BEGIN Data to use

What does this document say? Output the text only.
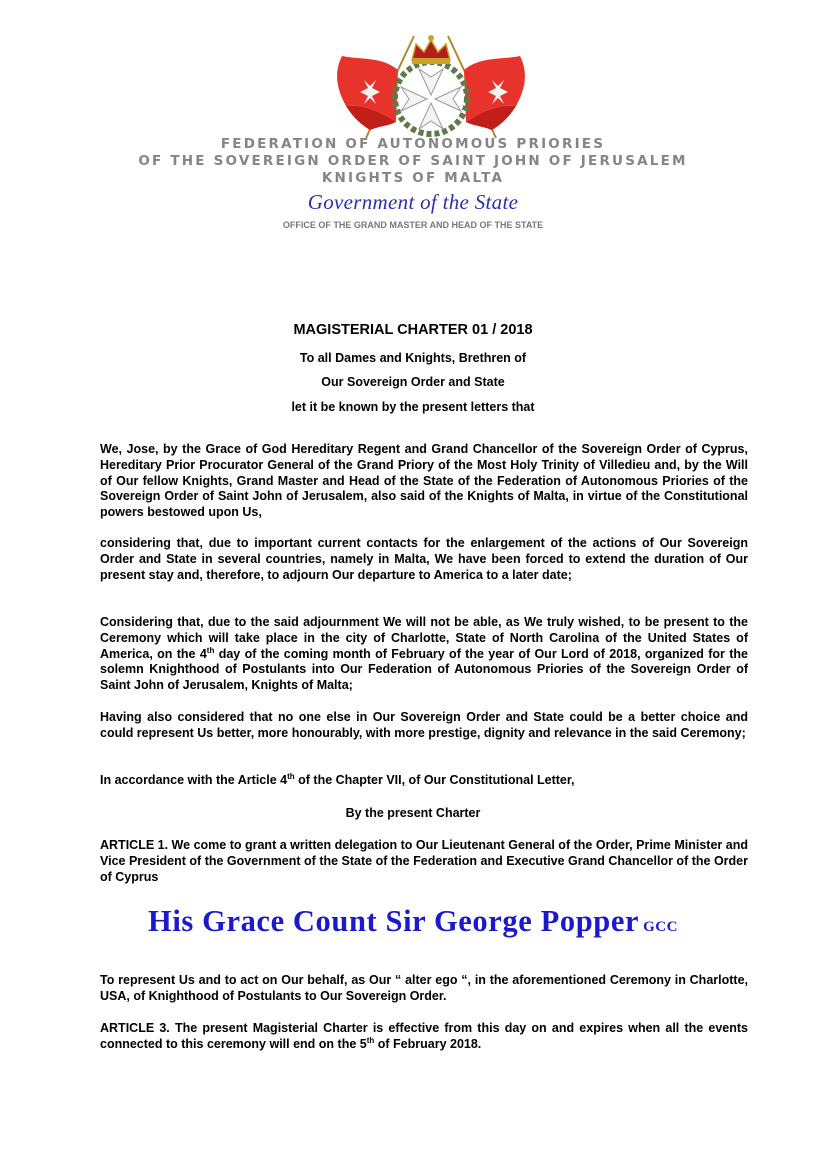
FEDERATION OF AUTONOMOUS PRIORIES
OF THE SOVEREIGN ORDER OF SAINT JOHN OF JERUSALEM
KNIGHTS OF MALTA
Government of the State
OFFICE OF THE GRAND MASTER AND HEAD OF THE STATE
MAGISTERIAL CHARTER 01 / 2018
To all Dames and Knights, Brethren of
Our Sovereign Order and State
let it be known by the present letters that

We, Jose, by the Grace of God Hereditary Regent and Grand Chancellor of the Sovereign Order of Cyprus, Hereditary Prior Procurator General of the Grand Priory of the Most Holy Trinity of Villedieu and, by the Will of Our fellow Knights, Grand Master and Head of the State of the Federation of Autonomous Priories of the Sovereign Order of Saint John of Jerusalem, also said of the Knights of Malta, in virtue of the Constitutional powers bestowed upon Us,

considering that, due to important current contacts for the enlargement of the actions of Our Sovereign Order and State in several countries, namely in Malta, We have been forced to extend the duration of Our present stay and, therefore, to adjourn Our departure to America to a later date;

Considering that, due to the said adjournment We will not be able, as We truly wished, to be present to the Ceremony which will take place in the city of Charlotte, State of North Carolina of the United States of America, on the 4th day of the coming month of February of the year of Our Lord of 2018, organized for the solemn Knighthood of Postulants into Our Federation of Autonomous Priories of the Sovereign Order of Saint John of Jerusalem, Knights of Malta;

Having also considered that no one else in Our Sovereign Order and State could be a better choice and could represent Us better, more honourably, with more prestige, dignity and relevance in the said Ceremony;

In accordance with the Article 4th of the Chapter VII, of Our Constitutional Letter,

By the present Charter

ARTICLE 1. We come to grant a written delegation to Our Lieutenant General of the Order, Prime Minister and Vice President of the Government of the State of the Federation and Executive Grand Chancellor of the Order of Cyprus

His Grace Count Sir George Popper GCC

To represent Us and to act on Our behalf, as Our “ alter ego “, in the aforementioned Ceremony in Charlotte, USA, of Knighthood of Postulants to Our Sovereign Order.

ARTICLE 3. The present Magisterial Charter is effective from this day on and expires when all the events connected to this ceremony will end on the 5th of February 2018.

END Data to use
BEGIN Data to use

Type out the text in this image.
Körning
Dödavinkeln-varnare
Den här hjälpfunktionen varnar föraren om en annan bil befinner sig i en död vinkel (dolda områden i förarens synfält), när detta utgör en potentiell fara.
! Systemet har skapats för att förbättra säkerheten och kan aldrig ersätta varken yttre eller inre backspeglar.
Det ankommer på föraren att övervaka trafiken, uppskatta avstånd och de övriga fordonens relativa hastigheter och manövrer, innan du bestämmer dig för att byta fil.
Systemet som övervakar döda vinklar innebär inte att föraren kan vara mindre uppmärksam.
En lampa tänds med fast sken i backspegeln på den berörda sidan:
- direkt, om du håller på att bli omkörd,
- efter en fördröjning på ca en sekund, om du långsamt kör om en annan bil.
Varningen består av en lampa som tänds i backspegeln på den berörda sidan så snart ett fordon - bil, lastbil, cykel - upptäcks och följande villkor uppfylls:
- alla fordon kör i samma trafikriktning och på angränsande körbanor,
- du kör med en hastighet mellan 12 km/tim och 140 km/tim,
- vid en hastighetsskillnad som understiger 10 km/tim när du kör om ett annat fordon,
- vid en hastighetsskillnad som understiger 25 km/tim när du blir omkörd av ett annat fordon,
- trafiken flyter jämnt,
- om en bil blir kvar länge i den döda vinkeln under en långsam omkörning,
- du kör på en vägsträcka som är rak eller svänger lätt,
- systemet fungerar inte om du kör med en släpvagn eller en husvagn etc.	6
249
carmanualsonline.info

END Data to use

-- What the task requires --
Pull every line containing "text" out of the data above.

-- Finished exercise --
What does this document say? Output the text only.
Type out the text in this image.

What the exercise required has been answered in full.